* Begin *

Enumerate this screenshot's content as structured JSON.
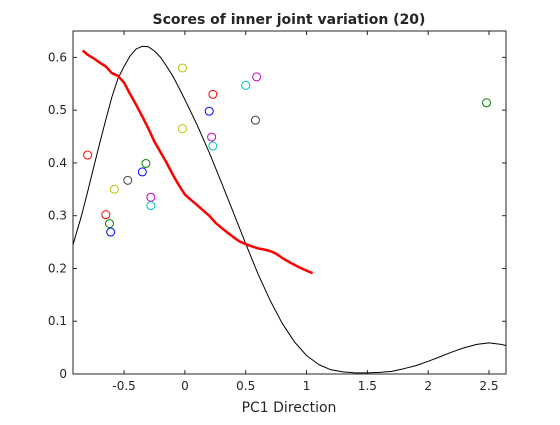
{
  "chart_data": {
    "type": "scatter",
    "title": "Scores of inner joint variation (20)",
    "xlabel": "PC1 Direction",
    "ylabel": "",
    "xlim": [
      -0.92,
      2.64
    ],
    "ylim": [
      0,
      0.65
    ],
    "xticks": [
      -0.5,
      0,
      0.5,
      1,
      1.5,
      2,
      2.5
    ],
    "xtick_labels": [
      "-0.5",
      "0",
      "0.5",
      "1",
      "1.5",
      "2",
      "2.5"
    ],
    "yticks": [
      0,
      0.1,
      0.2,
      0.3,
      0.4,
      0.5,
      0.6
    ],
    "ytick_labels": [
      "0",
      "0.1",
      "0.2",
      "0.3",
      "0.4",
      "0.5",
      "0.6"
    ],
    "grid": false,
    "box": true,
    "points": [
      {
        "x": -0.8,
        "y": 0.415,
        "color": "#ff0000"
      },
      {
        "x": -0.65,
        "y": 0.302,
        "color": "#ff0000"
      },
      {
        "x": -0.62,
        "y": 0.285,
        "color": "#008000"
      },
      {
        "x": -0.61,
        "y": 0.269,
        "color": "#0000ff"
      },
      {
        "x": -0.58,
        "y": 0.35,
        "color": "#bfbf00"
      },
      {
        "x": -0.47,
        "y": 0.367,
        "color": "#404040"
      },
      {
        "x": -0.35,
        "y": 0.383,
        "color": "#0000ff"
      },
      {
        "x": -0.32,
        "y": 0.399,
        "color": "#008000"
      },
      {
        "x": -0.28,
        "y": 0.335,
        "color": "#bf00bf"
      },
      {
        "x": -0.28,
        "y": 0.319,
        "color": "#00bfbf"
      },
      {
        "x": -0.02,
        "y": 0.465,
        "color": "#bfbf00"
      },
      {
        "x": -0.02,
        "y": 0.58,
        "color": "#bfbf00"
      },
      {
        "x": 0.2,
        "y": 0.498,
        "color": "#0000ff"
      },
      {
        "x": 0.22,
        "y": 0.449,
        "color": "#bf00bf"
      },
      {
        "x": 0.23,
        "y": 0.432,
        "color": "#00bfbf"
      },
      {
        "x": 0.23,
        "y": 0.53,
        "color": "#ff0000"
      },
      {
        "x": 0.5,
        "y": 0.547,
        "color": "#00bfbf"
      },
      {
        "x": 0.58,
        "y": 0.481,
        "color": "#404040"
      },
      {
        "x": 0.59,
        "y": 0.563,
        "color": "#bf00bf"
      },
      {
        "x": 2.48,
        "y": 0.514,
        "color": "#008000"
      }
    ],
    "series": [
      {
        "kind": "line",
        "color": "#000000",
        "x": [
          -0.92,
          -0.85,
          -0.8,
          -0.75,
          -0.7,
          -0.65,
          -0.6,
          -0.55,
          -0.5,
          -0.45,
          -0.4,
          -0.35,
          -0.3,
          -0.25,
          -0.2,
          -0.15,
          -0.1,
          -0.05,
          0.0,
          0.1,
          0.2,
          0.3,
          0.4,
          0.5,
          0.6,
          0.7,
          0.8,
          0.9,
          1.0,
          1.1,
          1.2,
          1.3,
          1.4,
          1.5,
          1.6,
          1.7,
          1.8,
          1.9,
          2.0,
          2.1,
          2.2,
          2.3,
          2.4,
          2.5,
          2.6,
          2.64
        ],
        "y": [
          0.245,
          0.3,
          0.345,
          0.392,
          0.438,
          0.482,
          0.525,
          0.56,
          0.583,
          0.603,
          0.616,
          0.621,
          0.62,
          0.612,
          0.6,
          0.583,
          0.565,
          0.543,
          0.52,
          0.472,
          0.42,
          0.363,
          0.305,
          0.247,
          0.19,
          0.14,
          0.096,
          0.061,
          0.035,
          0.018,
          0.008,
          0.004,
          0.002,
          0.002,
          0.003,
          0.005,
          0.01,
          0.016,
          0.024,
          0.033,
          0.042,
          0.05,
          0.056,
          0.059,
          0.056,
          0.054
        ]
      },
      {
        "kind": "line",
        "color": "#ff0000",
        "x": [
          -0.84,
          -0.8,
          -0.75,
          -0.7,
          -0.65,
          -0.6,
          -0.55,
          -0.5,
          -0.45,
          -0.4,
          -0.35,
          -0.3,
          -0.25,
          -0.2,
          -0.15,
          -0.1,
          -0.05,
          0.0,
          0.05,
          0.1,
          0.15,
          0.2,
          0.25,
          0.3,
          0.35,
          0.4,
          0.45,
          0.5,
          0.55,
          0.6,
          0.65,
          0.7,
          0.75,
          0.8,
          0.85,
          0.9,
          0.95,
          1.0,
          1.05
        ],
        "y": [
          0.613,
          0.605,
          0.598,
          0.59,
          0.583,
          0.57,
          0.565,
          0.552,
          0.53,
          0.51,
          0.488,
          0.465,
          0.44,
          0.42,
          0.4,
          0.378,
          0.358,
          0.34,
          0.33,
          0.32,
          0.31,
          0.3,
          0.287,
          0.277,
          0.268,
          0.259,
          0.251,
          0.246,
          0.242,
          0.238,
          0.236,
          0.233,
          0.228,
          0.22,
          0.213,
          0.207,
          0.201,
          0.196,
          0.191
        ]
      }
    ]
  }
}
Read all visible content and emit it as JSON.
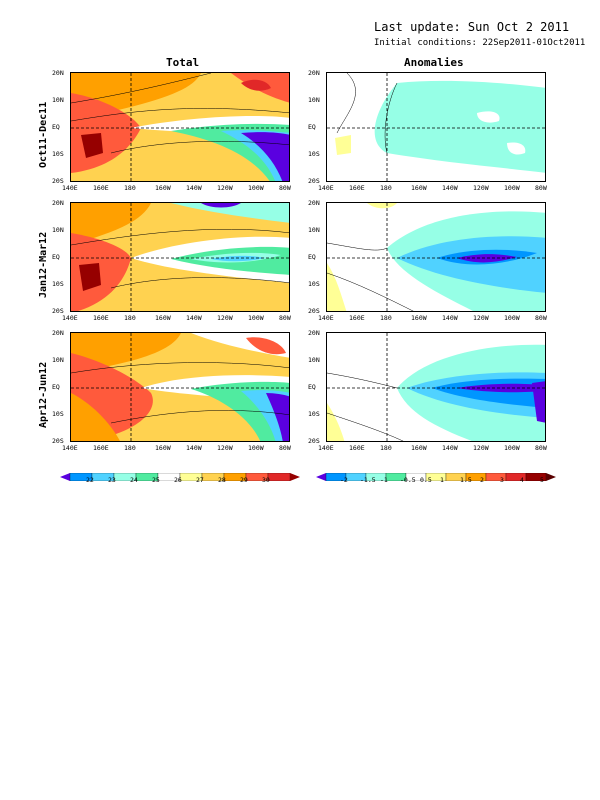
{
  "header": {
    "last_update": "Last update: Sun Oct 2 2011",
    "initial_conditions": "Initial conditions: 22Sep2011-01Oct2011"
  },
  "columns": {
    "total": "Total",
    "anomalies": "Anomalies"
  },
  "rows": [
    {
      "label": "Oct11-Dec11"
    },
    {
      "label": "Jan12-Mar12"
    },
    {
      "label": "Apr12-Jun12"
    }
  ],
  "axes": {
    "lat_labels": [
      "20N",
      "10N",
      "EQ",
      "10S",
      "20S"
    ],
    "lon_labels": [
      "140E",
      "160E",
      "180",
      "160W",
      "140W",
      "120W",
      "100W",
      "80W"
    ]
  },
  "colorbars": {
    "total": {
      "labels": [
        "22",
        "23",
        "24",
        "25",
        "26",
        "27",
        "28",
        "29",
        "30"
      ],
      "colors": [
        "#5a00e0",
        "#0096ff",
        "#50d2ff",
        "#96ffe6",
        "#50eba0",
        "#ffffff",
        "#ffff96",
        "#ffd250",
        "#ffa000",
        "#ff5a3c",
        "#e12828",
        "#960000"
      ]
    },
    "anomalies": {
      "labels": [
        "-2",
        "-1.5",
        "-1",
        "-0.5",
        "0.5",
        "1",
        "1.5",
        "2",
        "3",
        "4",
        "5"
      ],
      "colors": [
        "#5a00e0",
        "#0096ff",
        "#50d2ff",
        "#96ffe6",
        "#50eba0",
        "#ffffff",
        "#ffff96",
        "#ffd250",
        "#ffa000",
        "#ff5a3c",
        "#e12828",
        "#960000",
        "#5a0000"
      ]
    }
  }
}
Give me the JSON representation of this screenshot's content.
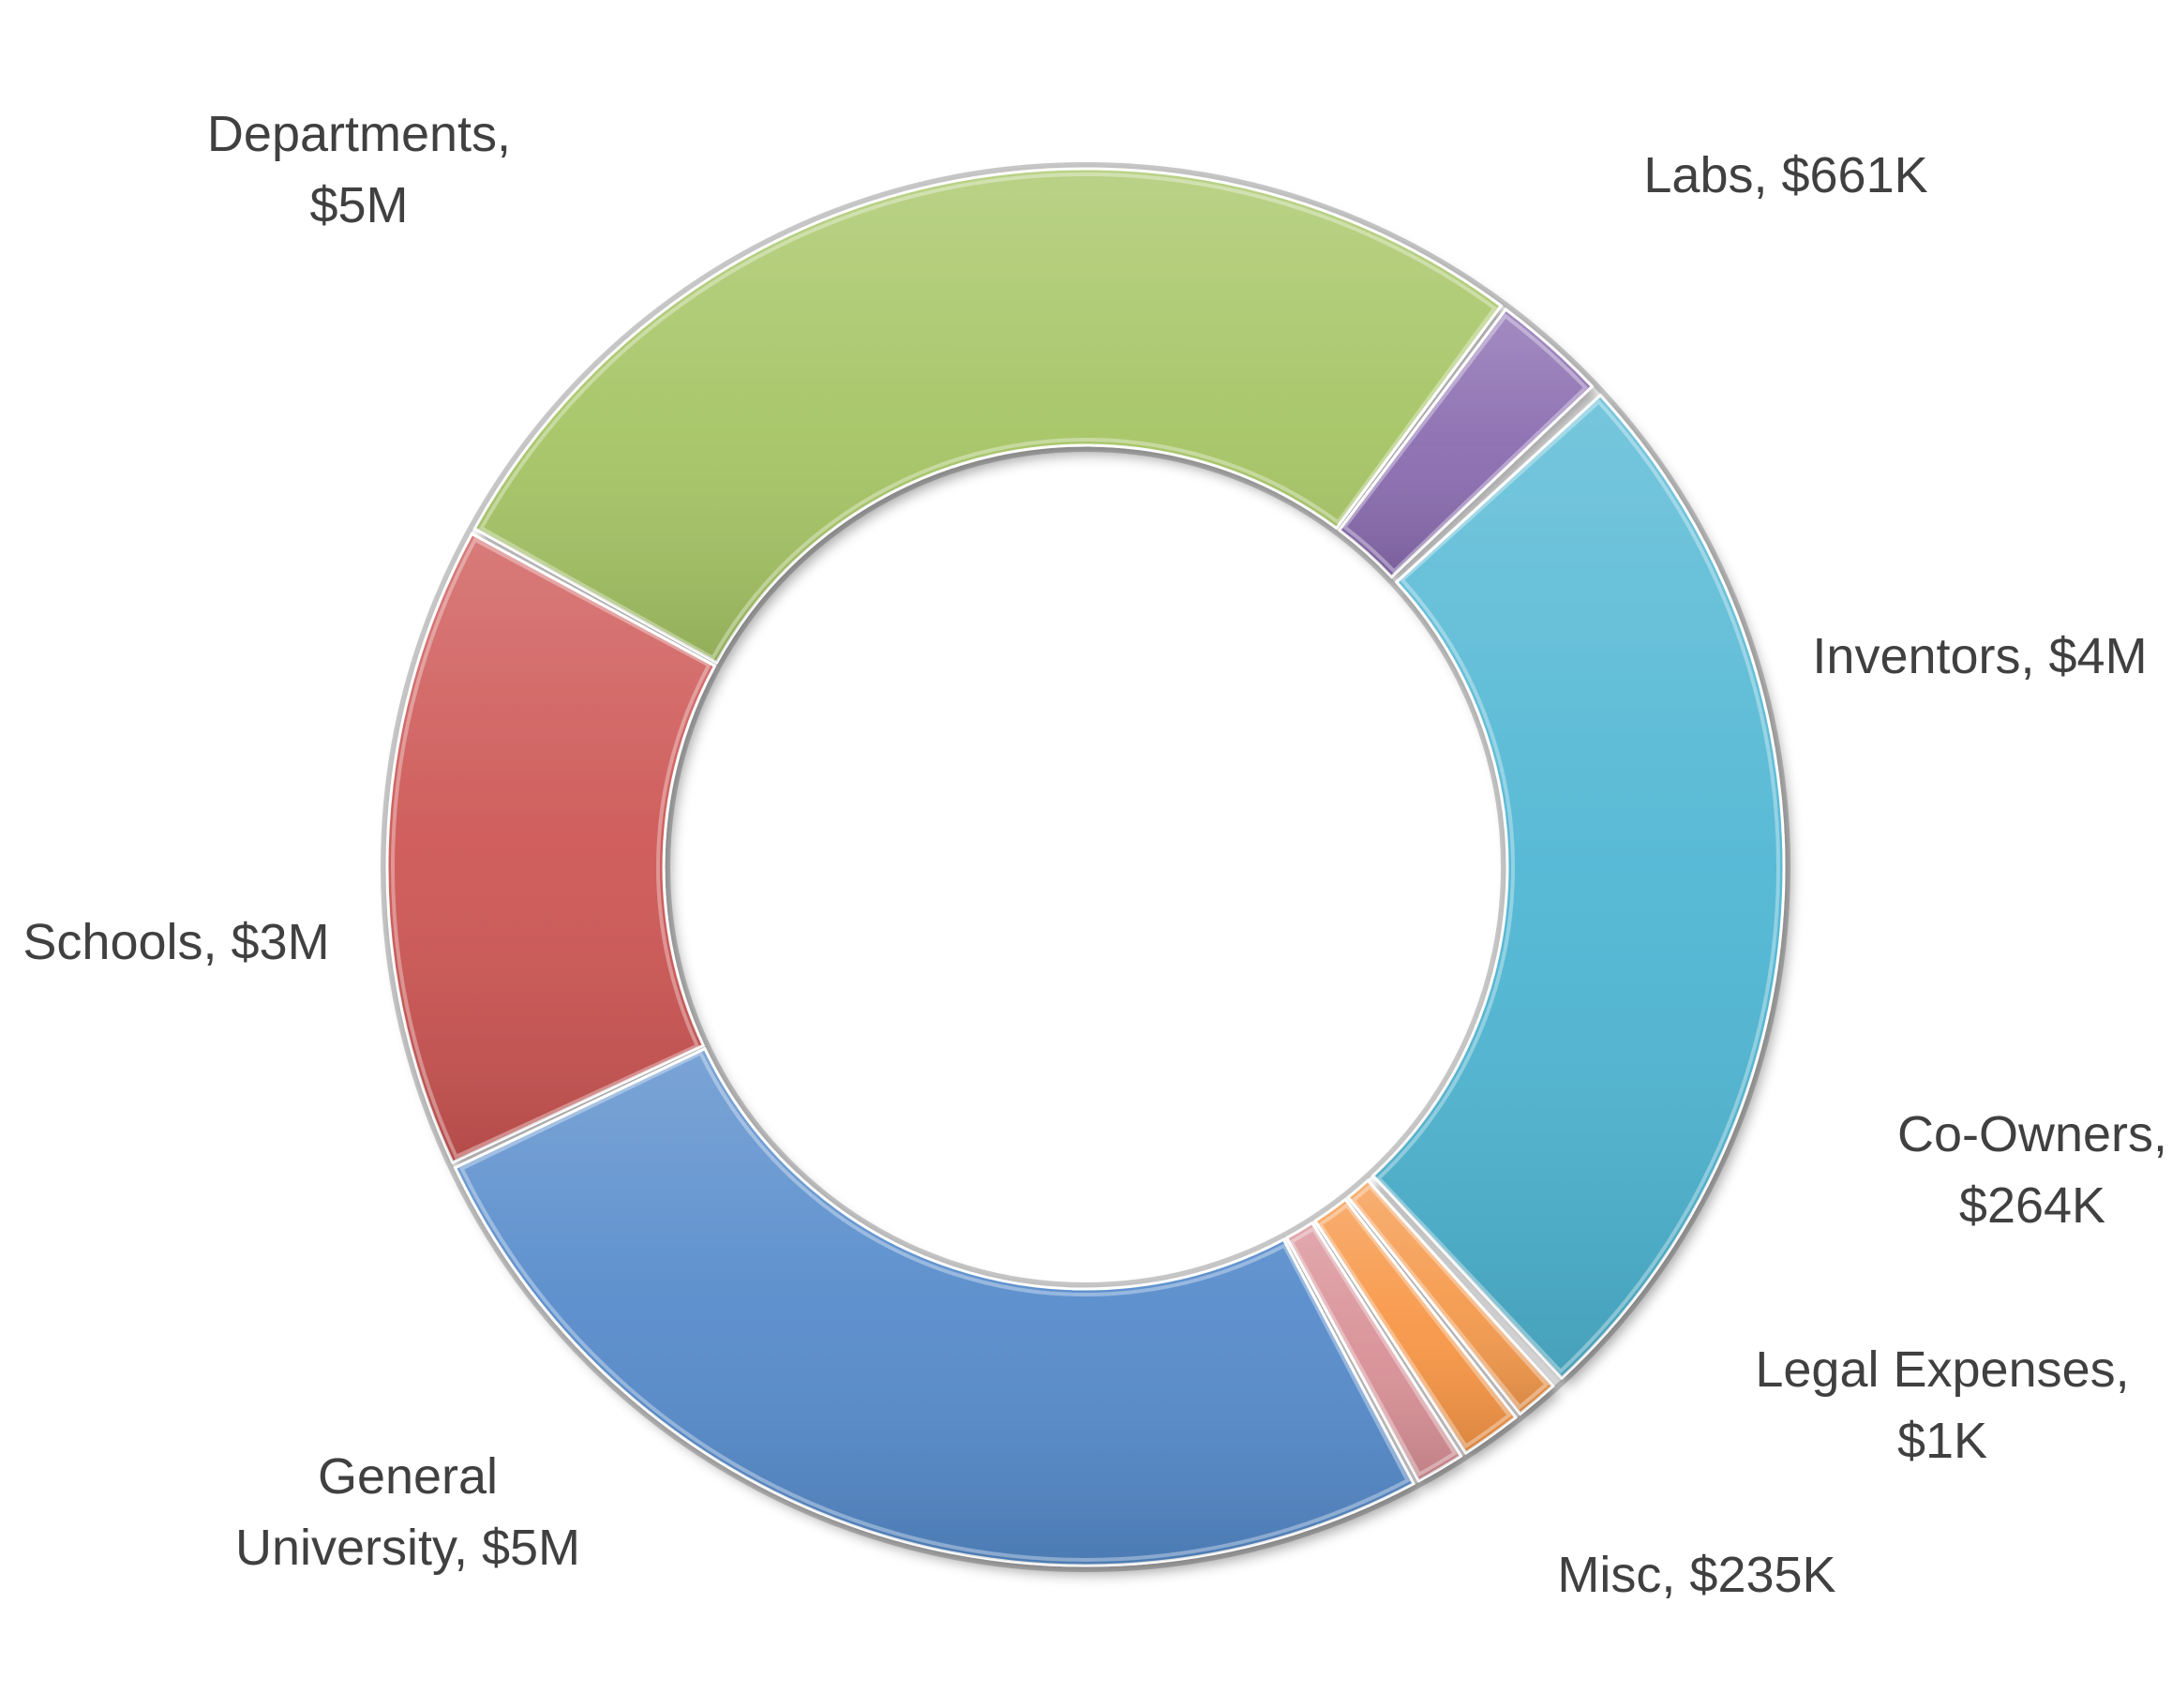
{
  "chart_data": {
    "type": "pie",
    "variant": "donut",
    "title": "",
    "slices": [
      {
        "name": "Labs",
        "value_label": "$661K",
        "value": 661000,
        "color": "#8064a2"
      },
      {
        "name": "Inventors",
        "value_label": "$4M",
        "value": 4000000,
        "color": "#4bacc6"
      },
      {
        "name": "Co-Owners",
        "value_label": "$264K",
        "value": 264000,
        "color": "#9bbb59"
      },
      {
        "name": "Legal Expenses",
        "value_label": "$1K",
        "value": 1000,
        "color": "#f79646"
      },
      {
        "name": "Misc",
        "value_label": "$235K",
        "value": 235000,
        "color": "#c0504d"
      },
      {
        "name": "General University",
        "value_label": "$5M",
        "value": 5000000,
        "color": "#4f81bd"
      },
      {
        "name": "Schools",
        "value_label": "$3M",
        "value": 3000000,
        "color": "#c0504d"
      },
      {
        "name": "Departments",
        "value_label": "$5M",
        "value": 5000000,
        "color": "#9bbb59"
      }
    ],
    "labels": [
      {
        "slice": 0,
        "lines": [
          "Labs, $661K"
        ]
      },
      {
        "slice": 1,
        "lines": [
          "Inventors, $4M"
        ]
      },
      {
        "slice": 2,
        "lines": [
          "Co-Owners,",
          "$264K"
        ]
      },
      {
        "slice": 3,
        "lines": [
          "Legal Expenses,",
          "$1K"
        ]
      },
      {
        "slice": 4,
        "lines": [
          "Misc, $235K"
        ]
      },
      {
        "slice": 5,
        "lines": [
          "General",
          "University, $5M"
        ]
      },
      {
        "slice": 6,
        "lines": [
          "Schools, $3M"
        ]
      },
      {
        "slice": 7,
        "lines": [
          "Departments,",
          "$5M"
        ]
      }
    ],
    "legend": "none"
  },
  "colors": {
    "labs": "#8a6cb0",
    "inventors": "#4fb6d3",
    "co_owners": "#f59a4d",
    "legal_expenses": "#f79646",
    "misc": "#d89096",
    "general_university": "#568bcb",
    "schools": "#cd5654",
    "departments": "#a6c565",
    "label_text": "#404040"
  }
}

* End *

> Written exercise:
Which lines hold the word "title"? Return all of them from the records above.

> Answer for the task:
    "title": "Scores of inner joint variation (20)",
    "title": "",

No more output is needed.